◆ **Given problem**: Copy the lines below word for word, and leave out the pictures.
======== Extracted records
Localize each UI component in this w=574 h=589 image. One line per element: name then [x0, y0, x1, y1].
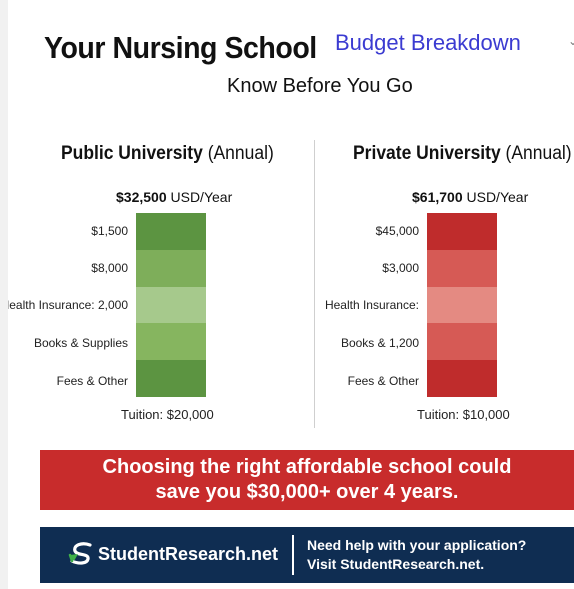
public-bar-segment — [136, 360, 206, 397]
page-title: Your Nursing School — [44, 30, 317, 65]
public-segment-label: Books & Supplies — [33, 336, 128, 350]
public-bar-segment — [136, 249, 206, 287]
brand-logo-text[interactable]: StudentResearch.net — [98, 544, 279, 564]
public-tuition-label: Tuition: $20,000 — [121, 407, 214, 422]
edge-mark-icon: ⌄ — [568, 34, 574, 48]
private-bar-segment — [427, 249, 497, 287]
panel-divider — [314, 140, 315, 428]
cta-line-1: Need help with your application? — [307, 537, 527, 553]
private-total: $61,700 USD/Year — [412, 189, 528, 205]
public-total: $32,500 USD/Year — [116, 189, 232, 205]
banner-line-2: save you $30,000+ over 4 years. — [155, 481, 459, 503]
private-segment-label: Fees & Other — [347, 374, 419, 388]
private-tuition-label: Tuition: $10,000 — [417, 407, 510, 422]
public-total-value: $32,500 — [116, 189, 167, 205]
private-segment-label: $3,000 — [382, 261, 419, 275]
public-university-panel: Public University (Annual) $32,500 USD/Y… — [8, 143, 308, 433]
public-segment-label: $1,500 — [91, 224, 128, 238]
private-segment-label: Books & 1,200 — [340, 336, 419, 350]
private-panel-title: Private University (Annual) — [353, 143, 572, 165]
private-title-rest: (Annual) — [505, 143, 572, 164]
private-segment-label: Health Insurance: — [324, 298, 419, 312]
title-accent: Budget Breakdown — [335, 30, 521, 55]
private-stacked-bar — [427, 213, 497, 397]
public-title-bold: Public University — [61, 143, 203, 164]
banner-line-1: Choosing the right affordable school cou… — [102, 456, 512, 478]
private-bar-segment — [427, 323, 497, 361]
public-title-rest: (Annual) — [207, 143, 274, 164]
cta-line-2: Visit StudentResearch.net. — [307, 556, 485, 572]
public-segment-label: Fees & Other — [56, 374, 128, 388]
public-panel-title: Public University (Annual) — [61, 143, 274, 165]
public-bar-segment — [136, 213, 206, 250]
savings-banner: Choosing the right affordable school cou… — [40, 450, 574, 510]
page-subtitle: Know Before You Go — [227, 75, 413, 97]
public-segment-label: $8,000 — [91, 261, 128, 275]
public-bar-segment — [136, 286, 206, 324]
public-bar-segment — [136, 323, 206, 361]
private-bar-segment — [427, 213, 497, 250]
private-total-unit: USD/Year — [466, 189, 529, 205]
footer-bar: StudentResearch.net Need help with your … — [40, 527, 574, 583]
public-total-unit: USD/Year — [170, 189, 233, 205]
private-bar-segment — [427, 360, 497, 397]
private-title-bold: Private University — [353, 143, 501, 164]
private-segment-label: $45,000 — [375, 224, 419, 238]
private-total-value: $61,700 — [412, 189, 463, 205]
public-stacked-bar — [136, 213, 206, 397]
footer-divider — [292, 535, 294, 575]
private-university-panel: Private University (Annual) $61,700 USD/… — [316, 143, 574, 433]
footer-cta[interactable]: Need help with your application? Visit S… — [307, 536, 526, 574]
s-arrow-icon — [68, 541, 96, 567]
infographic: Your Nursing School Budget Breakdown ⌄ K… — [8, 0, 574, 589]
private-bar-segment — [427, 286, 497, 324]
public-segment-label: Health Insurance: 2,000 — [8, 298, 128, 312]
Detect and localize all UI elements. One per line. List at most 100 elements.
================
◆ **Written response**:
Localize each UI component in this w=574 h=589 image. One line per element: name then [x0, y0, x1, y1].
public-bar-segment — [136, 360, 206, 397]
page-title: Your Nursing School — [44, 30, 317, 65]
public-segment-label: Books & Supplies — [33, 336, 128, 350]
public-bar-segment — [136, 249, 206, 287]
brand-logo-text[interactable]: StudentResearch.net — [98, 544, 279, 564]
public-tuition-label: Tuition: $20,000 — [121, 407, 214, 422]
edge-mark-icon: ⌄ — [568, 34, 574, 48]
private-bar-segment — [427, 249, 497, 287]
panel-divider — [314, 140, 315, 428]
cta-line-1: Need help with your application? — [307, 537, 527, 553]
private-total: $61,700 USD/Year — [412, 189, 528, 205]
public-total: $32,500 USD/Year — [116, 189, 232, 205]
banner-line-2: save you $30,000+ over 4 years. — [155, 481, 459, 503]
private-segment-label: Fees & Other — [347, 374, 419, 388]
private-tuition-label: Tuition: $10,000 — [417, 407, 510, 422]
public-total-value: $32,500 — [116, 189, 167, 205]
private-segment-label: $3,000 — [382, 261, 419, 275]
public-university-panel: Public University (Annual) $32,500 USD/Y… — [8, 143, 308, 433]
public-segment-label: $1,500 — [91, 224, 128, 238]
private-segment-label: Books & 1,200 — [340, 336, 419, 350]
private-panel-title: Private University (Annual) — [353, 143, 572, 165]
private-title-rest: (Annual) — [505, 143, 572, 164]
private-segment-label: Health Insurance: — [324, 298, 419, 312]
title-accent: Budget Breakdown — [335, 30, 521, 55]
private-stacked-bar — [427, 213, 497, 397]
public-title-bold: Public University — [61, 143, 203, 164]
banner-line-1: Choosing the right affordable school cou… — [102, 456, 512, 478]
private-bar-segment — [427, 323, 497, 361]
public-title-rest: (Annual) — [207, 143, 274, 164]
cta-line-2: Visit StudentResearch.net. — [307, 556, 485, 572]
public-segment-label: Fees & Other — [56, 374, 128, 388]
public-panel-title: Public University (Annual) — [61, 143, 274, 165]
public-bar-segment — [136, 213, 206, 250]
savings-banner: Choosing the right affordable school cou… — [40, 450, 574, 510]
page-subtitle: Know Before You Go — [227, 75, 413, 97]
public-segment-label: $8,000 — [91, 261, 128, 275]
public-bar-segment — [136, 286, 206, 324]
public-bar-segment — [136, 323, 206, 361]
private-bar-segment — [427, 213, 497, 250]
private-total-unit: USD/Year — [466, 189, 529, 205]
footer-bar: StudentResearch.net Need help with your … — [40, 527, 574, 583]
public-total-unit: USD/Year — [170, 189, 233, 205]
private-bar-segment — [427, 360, 497, 397]
private-title-bold: Private University — [353, 143, 501, 164]
private-segment-label: $45,000 — [375, 224, 419, 238]
private-total-value: $61,700 — [412, 189, 463, 205]
public-stacked-bar — [136, 213, 206, 397]
footer-divider — [292, 535, 294, 575]
private-university-panel: Private University (Annual) $61,700 USD/… — [316, 143, 574, 433]
footer-cta[interactable]: Need help with your application? Visit S… — [307, 536, 526, 574]
s-arrow-icon — [68, 541, 96, 567]
infographic: Your Nursing School Budget Breakdown ⌄ K… — [8, 0, 574, 589]
private-bar-segment — [427, 286, 497, 324]
public-segment-label: Health Insurance: 2,000 — [8, 298, 128, 312]
Detect and localize all UI elements. One per line. List at most 100 elements.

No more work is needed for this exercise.